Aim of the exercise:
Repeat the full listing, word for word.

Records shown:
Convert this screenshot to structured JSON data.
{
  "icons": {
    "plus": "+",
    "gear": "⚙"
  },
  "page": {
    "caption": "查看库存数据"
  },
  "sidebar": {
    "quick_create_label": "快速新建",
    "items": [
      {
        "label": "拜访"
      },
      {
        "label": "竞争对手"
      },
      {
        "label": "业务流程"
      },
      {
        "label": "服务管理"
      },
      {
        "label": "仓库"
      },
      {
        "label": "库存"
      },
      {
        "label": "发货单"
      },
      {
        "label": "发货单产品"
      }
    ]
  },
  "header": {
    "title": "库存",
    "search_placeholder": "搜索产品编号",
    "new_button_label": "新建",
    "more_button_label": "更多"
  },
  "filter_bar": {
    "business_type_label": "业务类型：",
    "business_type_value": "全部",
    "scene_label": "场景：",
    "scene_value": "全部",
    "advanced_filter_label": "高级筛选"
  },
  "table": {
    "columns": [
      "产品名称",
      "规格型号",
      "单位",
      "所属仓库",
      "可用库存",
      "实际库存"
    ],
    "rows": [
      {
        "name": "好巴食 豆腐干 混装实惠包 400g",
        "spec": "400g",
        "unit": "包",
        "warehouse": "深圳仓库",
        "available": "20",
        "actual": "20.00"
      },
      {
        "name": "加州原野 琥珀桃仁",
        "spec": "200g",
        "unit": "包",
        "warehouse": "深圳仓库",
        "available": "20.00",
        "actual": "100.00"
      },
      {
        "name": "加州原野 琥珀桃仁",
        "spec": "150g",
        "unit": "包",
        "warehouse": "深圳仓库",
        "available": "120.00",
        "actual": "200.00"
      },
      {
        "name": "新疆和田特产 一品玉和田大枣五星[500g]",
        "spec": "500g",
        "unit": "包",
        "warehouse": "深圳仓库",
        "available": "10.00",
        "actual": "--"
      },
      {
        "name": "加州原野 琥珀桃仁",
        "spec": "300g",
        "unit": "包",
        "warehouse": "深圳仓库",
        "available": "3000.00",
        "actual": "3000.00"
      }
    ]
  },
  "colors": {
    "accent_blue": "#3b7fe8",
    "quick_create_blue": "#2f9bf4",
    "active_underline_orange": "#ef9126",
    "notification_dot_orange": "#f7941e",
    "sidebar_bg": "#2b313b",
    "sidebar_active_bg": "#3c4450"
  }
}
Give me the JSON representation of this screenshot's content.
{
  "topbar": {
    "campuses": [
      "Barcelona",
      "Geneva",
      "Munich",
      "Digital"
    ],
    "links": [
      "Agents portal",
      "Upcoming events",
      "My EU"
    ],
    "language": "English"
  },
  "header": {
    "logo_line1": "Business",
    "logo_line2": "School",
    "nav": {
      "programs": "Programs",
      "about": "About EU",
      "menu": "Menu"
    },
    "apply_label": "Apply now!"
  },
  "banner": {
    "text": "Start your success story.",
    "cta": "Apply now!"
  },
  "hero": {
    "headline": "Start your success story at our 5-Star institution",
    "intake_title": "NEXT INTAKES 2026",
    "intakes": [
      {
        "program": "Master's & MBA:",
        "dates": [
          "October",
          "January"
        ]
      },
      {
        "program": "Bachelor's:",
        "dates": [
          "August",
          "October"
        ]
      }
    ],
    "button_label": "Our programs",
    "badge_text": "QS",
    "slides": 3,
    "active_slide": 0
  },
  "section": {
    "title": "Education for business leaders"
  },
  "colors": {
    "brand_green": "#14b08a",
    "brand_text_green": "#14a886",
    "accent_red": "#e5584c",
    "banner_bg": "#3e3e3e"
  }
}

Result of this exercise:
Convert this screenshot to structured JSON data.
{
  "icons": {
    "plus": "+",
    "gear": "⚙"
  },
  "page": {
    "caption": "查看库存数据"
  },
  "sidebar": {
    "quick_create_label": "快速新建",
    "items": [
      {
        "label": "拜访"
      },
      {
        "label": "竞争对手"
      },
      {
        "label": "业务流程"
      },
      {
        "label": "服务管理"
      },
      {
        "label": "仓库"
      },
      {
        "label": "库存"
      },
      {
        "label": "发货单"
      },
      {
        "label": "发货单产品"
      }
    ]
  },
  "header": {
    "title": "库存",
    "search_placeholder": "搜索产品编号",
    "new_button_label": "新建",
    "more_button_label": "更多"
  },
  "filter_bar": {
    "business_type_label": "业务类型：",
    "business_type_value": "全部",
    "scene_label": "场景：",
    "scene_value": "全部",
    "advanced_filter_label": "高级筛选"
  },
  "table": {
    "columns": [
      "产品名称",
      "规格型号",
      "单位",
      "所属仓库",
      "可用库存",
      "实际库存"
    ],
    "rows": [
      {
        "name": "好巴食 豆腐干 混装实惠包 400g",
        "spec": "400g",
        "unit": "包",
        "warehouse": "深圳仓库",
        "available": "20",
        "actual": "20.00"
      },
      {
        "name": "加州原野 琥珀桃仁",
        "spec": "200g",
        "unit": "包",
        "warehouse": "深圳仓库",
        "available": "20.00",
        "actual": "100.00"
      },
      {
        "name": "加州原野 琥珀桃仁",
        "spec": "150g",
        "unit": "包",
        "warehouse": "深圳仓库",
        "available": "120.00",
        "actual": "200.00"
      },
      {
        "name": "新疆和田特产 一品玉和田大枣五星[500g]",
        "spec": "500g",
        "unit": "包",
        "warehouse": "深圳仓库",
        "available": "10.00",
        "actual": "--"
      },
      {
        "name": "加州原野 琥珀桃仁",
        "spec": "300g",
        "unit": "包",
        "warehouse": "深圳仓库",
        "available": "3000.00",
        "actual": "3000.00"
      }
    ]
  },
  "colors": {
    "accent_blue": "#3b7fe8",
    "quick_create_blue": "#2f9bf4",
    "active_underline_orange": "#ef9126",
    "notification_dot_orange": "#f7941e",
    "sidebar_bg": "#2b313b",
    "sidebar_active_bg": "#3c4450"
  }
}
Give me the JSON representation of this screenshot's content.
{
  "topbar": {
    "campuses": [
      "Barcelona",
      "Geneva",
      "Munich",
      "Digital"
    ],
    "links": [
      "Agents portal",
      "Upcoming events",
      "My EU"
    ],
    "language": "English"
  },
  "header": {
    "logo_line1": "Business",
    "logo_line2": "School",
    "nav": {
      "programs": "Programs",
      "about": "About EU",
      "menu": "Menu"
    },
    "apply_label": "Apply now!"
  },
  "banner": {
    "text": "Start your success story.",
    "cta": "Apply now!"
  },
  "hero": {
    "headline": "Start your success story at our 5-Star institution",
    "intake_title": "NEXT INTAKES 2026",
    "intakes": [
      {
        "program": "Master's & MBA:",
        "dates": [
          "October",
          "January"
        ]
      },
      {
        "program": "Bachelor's:",
        "dates": [
          "August",
          "October"
        ]
      }
    ],
    "button_label": "Our programs",
    "badge_text": "QS",
    "slides": 3,
    "active_slide": 0
  },
  "section": {
    "title": "Education for business leaders"
  },
  "colors": {
    "brand_green": "#14b08a",
    "brand_text_green": "#14a886",
    "accent_red": "#e5584c",
    "banner_bg": "#3e3e3e"
  }
}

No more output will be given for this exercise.